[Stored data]
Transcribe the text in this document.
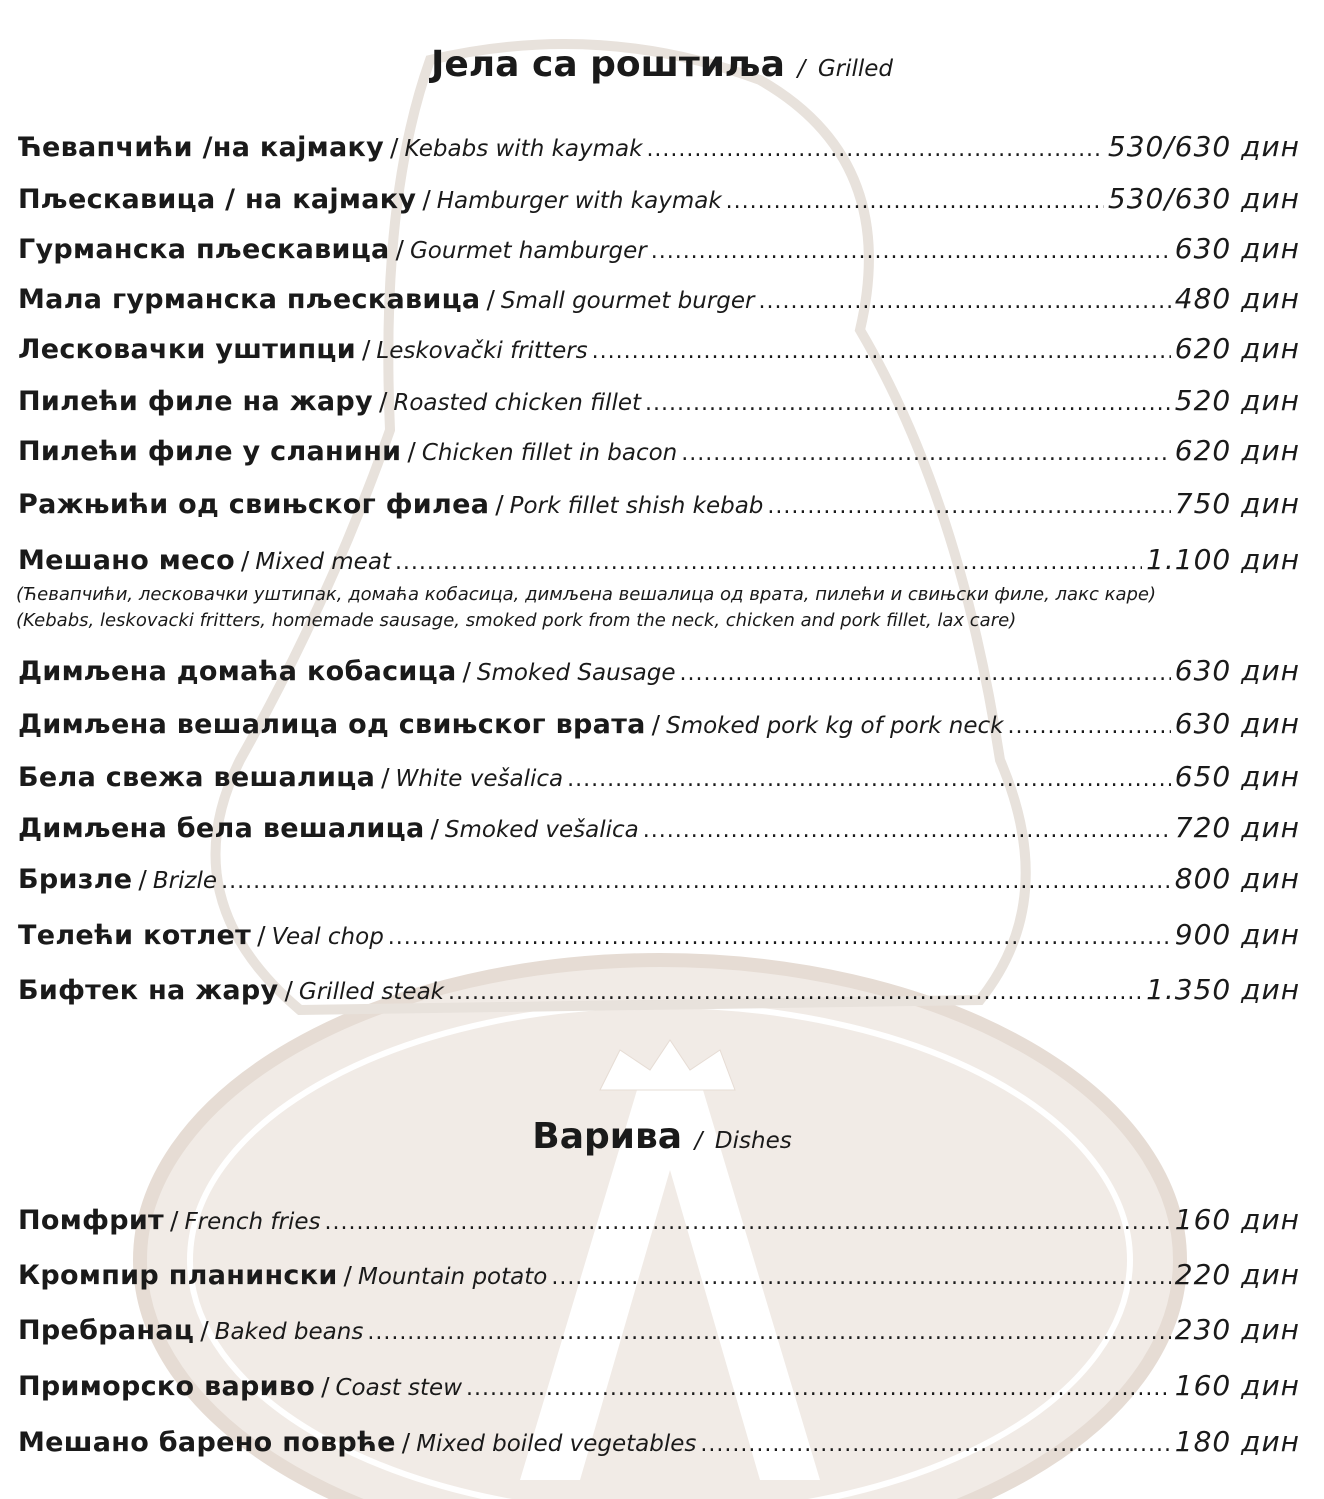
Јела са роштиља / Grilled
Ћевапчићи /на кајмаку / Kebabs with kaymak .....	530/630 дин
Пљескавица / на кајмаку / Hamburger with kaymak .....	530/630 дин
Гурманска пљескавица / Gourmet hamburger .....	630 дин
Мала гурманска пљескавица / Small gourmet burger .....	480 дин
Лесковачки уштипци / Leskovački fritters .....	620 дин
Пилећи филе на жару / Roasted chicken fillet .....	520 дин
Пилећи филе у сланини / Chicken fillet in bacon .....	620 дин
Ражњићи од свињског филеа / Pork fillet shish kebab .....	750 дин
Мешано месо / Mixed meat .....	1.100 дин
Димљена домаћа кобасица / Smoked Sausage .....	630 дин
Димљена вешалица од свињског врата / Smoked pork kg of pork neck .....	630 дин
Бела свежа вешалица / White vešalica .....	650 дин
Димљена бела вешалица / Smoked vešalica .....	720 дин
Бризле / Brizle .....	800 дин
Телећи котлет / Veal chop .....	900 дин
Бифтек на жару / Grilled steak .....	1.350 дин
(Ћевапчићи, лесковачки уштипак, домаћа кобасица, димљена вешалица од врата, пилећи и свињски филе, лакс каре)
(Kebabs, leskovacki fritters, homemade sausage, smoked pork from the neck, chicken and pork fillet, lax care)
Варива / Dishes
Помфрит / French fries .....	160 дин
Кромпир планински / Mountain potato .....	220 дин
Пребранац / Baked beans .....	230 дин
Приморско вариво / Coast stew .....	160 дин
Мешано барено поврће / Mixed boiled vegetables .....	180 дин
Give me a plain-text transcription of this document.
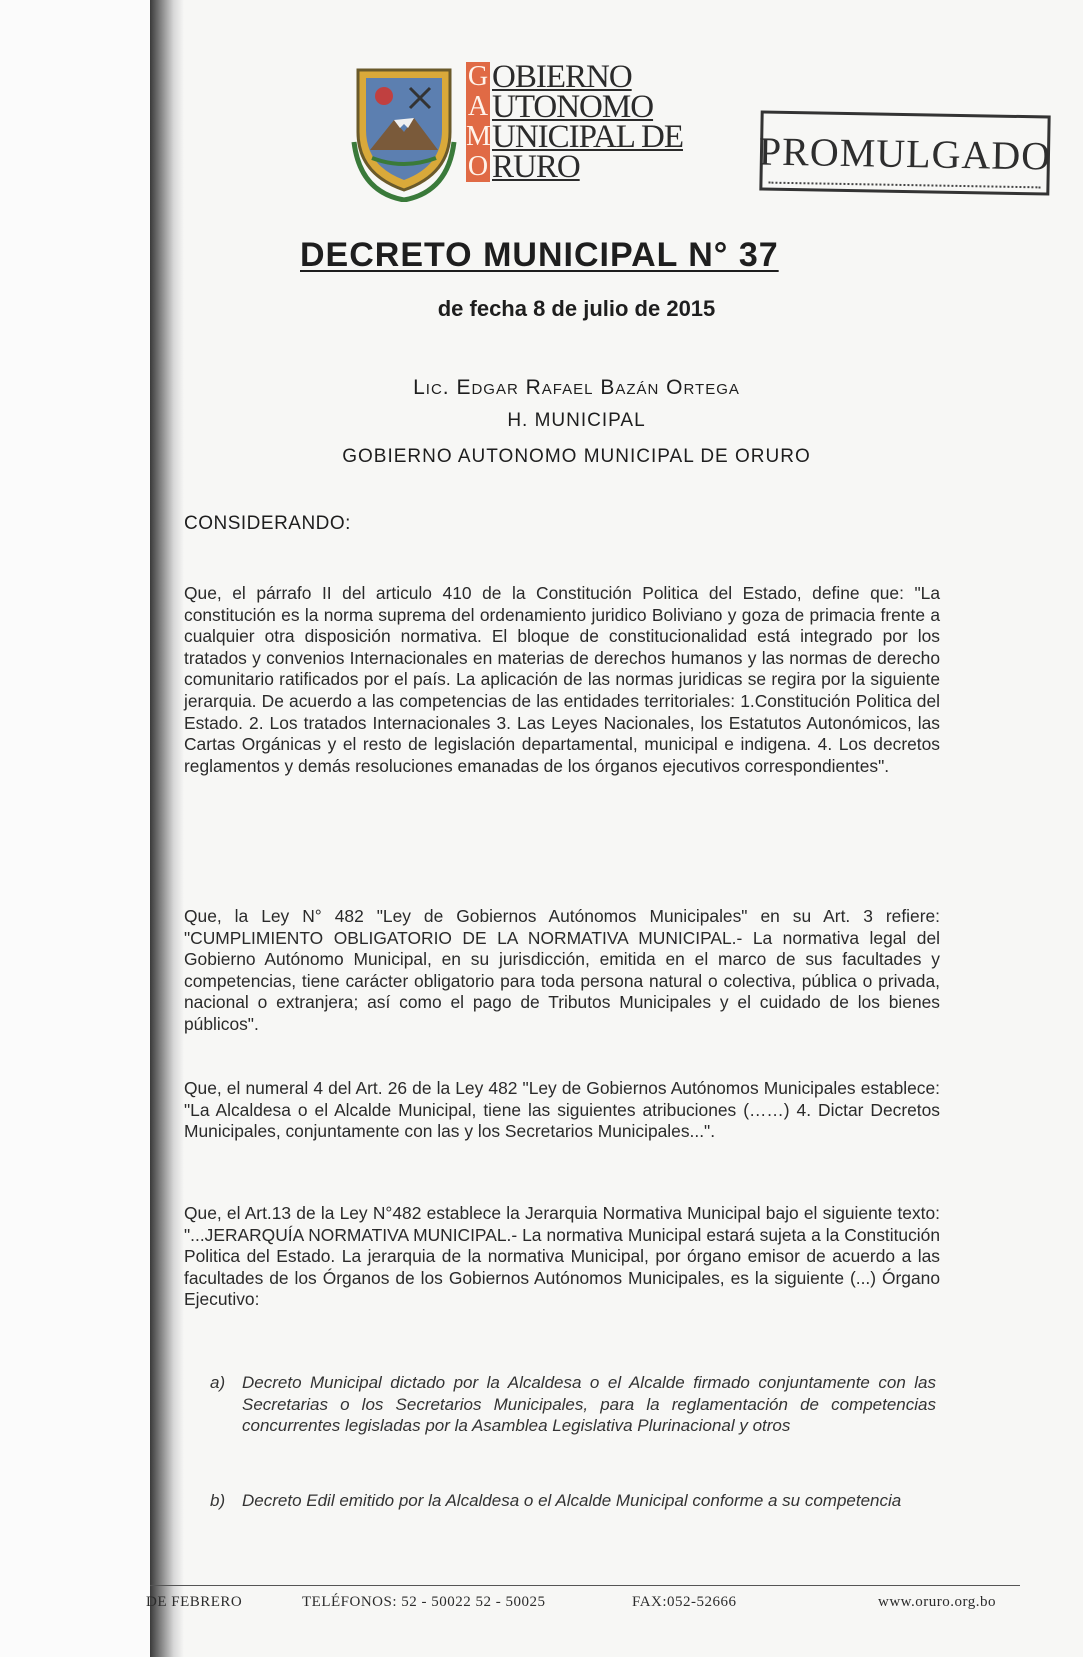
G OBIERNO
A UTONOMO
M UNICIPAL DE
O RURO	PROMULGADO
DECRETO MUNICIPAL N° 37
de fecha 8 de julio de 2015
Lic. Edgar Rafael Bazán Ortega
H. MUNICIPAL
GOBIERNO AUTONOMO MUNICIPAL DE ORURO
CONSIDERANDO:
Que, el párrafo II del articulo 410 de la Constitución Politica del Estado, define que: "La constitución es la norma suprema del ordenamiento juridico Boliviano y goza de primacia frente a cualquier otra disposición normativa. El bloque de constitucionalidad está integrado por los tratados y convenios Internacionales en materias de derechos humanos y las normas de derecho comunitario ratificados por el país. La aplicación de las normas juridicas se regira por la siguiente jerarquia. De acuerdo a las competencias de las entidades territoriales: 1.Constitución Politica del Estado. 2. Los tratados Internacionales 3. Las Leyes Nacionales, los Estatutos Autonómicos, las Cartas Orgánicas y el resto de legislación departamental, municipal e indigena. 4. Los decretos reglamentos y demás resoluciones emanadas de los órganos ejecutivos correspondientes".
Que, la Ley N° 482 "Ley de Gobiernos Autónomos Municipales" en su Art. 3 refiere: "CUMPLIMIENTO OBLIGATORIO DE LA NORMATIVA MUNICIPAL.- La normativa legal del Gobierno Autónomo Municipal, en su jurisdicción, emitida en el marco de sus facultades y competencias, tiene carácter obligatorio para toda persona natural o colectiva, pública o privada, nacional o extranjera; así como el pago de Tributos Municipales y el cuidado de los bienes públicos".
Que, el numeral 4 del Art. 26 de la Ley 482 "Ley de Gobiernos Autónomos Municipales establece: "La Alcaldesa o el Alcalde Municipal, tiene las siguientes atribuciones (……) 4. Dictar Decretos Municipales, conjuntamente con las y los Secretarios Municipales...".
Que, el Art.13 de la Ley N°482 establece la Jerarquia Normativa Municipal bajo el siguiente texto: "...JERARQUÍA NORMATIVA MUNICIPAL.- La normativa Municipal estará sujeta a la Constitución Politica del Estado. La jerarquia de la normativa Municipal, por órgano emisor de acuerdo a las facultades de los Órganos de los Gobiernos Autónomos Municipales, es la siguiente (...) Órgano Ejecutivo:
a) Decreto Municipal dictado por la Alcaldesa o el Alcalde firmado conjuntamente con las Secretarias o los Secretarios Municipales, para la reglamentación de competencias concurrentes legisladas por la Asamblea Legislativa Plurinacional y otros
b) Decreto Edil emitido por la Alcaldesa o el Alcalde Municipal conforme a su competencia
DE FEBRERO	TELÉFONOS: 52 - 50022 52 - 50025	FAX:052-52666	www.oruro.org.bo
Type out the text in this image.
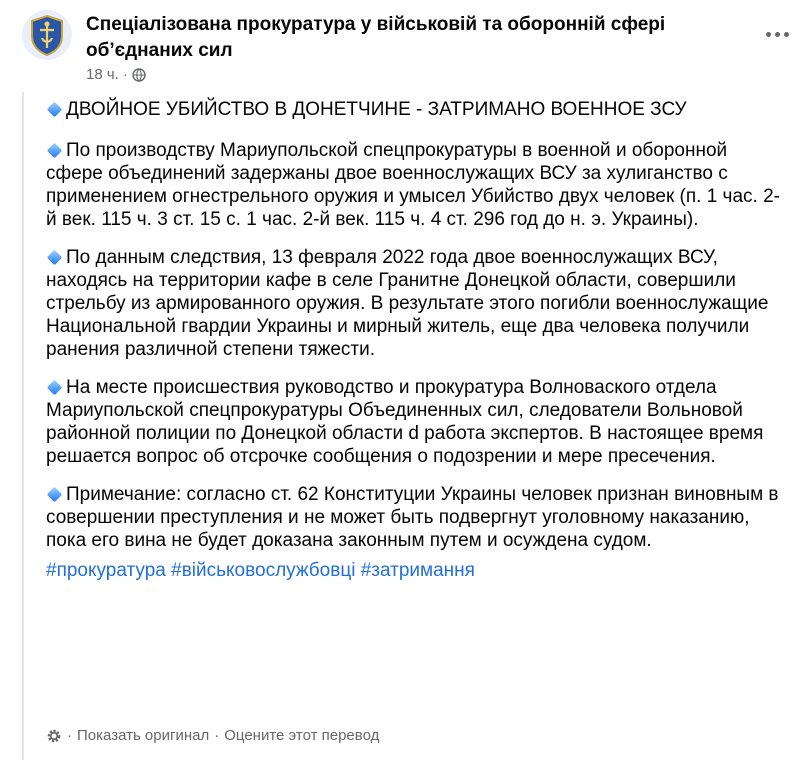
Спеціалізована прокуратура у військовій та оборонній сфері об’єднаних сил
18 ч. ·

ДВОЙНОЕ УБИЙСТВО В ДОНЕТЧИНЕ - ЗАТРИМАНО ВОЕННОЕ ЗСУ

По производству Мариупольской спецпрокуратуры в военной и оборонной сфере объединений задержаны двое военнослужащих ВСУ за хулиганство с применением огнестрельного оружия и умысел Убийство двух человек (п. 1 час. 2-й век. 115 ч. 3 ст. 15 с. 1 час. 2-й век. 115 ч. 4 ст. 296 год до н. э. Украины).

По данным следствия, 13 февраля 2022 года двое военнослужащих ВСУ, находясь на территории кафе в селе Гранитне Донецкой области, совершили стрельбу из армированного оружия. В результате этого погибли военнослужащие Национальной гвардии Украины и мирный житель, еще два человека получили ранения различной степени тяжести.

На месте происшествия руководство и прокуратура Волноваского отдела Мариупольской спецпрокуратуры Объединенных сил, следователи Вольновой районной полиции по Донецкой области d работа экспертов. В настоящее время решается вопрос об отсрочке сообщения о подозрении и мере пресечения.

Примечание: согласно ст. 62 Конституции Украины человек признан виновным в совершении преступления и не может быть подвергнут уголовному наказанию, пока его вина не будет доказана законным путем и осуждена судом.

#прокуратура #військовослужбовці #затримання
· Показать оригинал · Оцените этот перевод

REQUIREMENT
Report only the number of lines in the listing that contain the word "Alcaldesa".

THE SOLUTION
3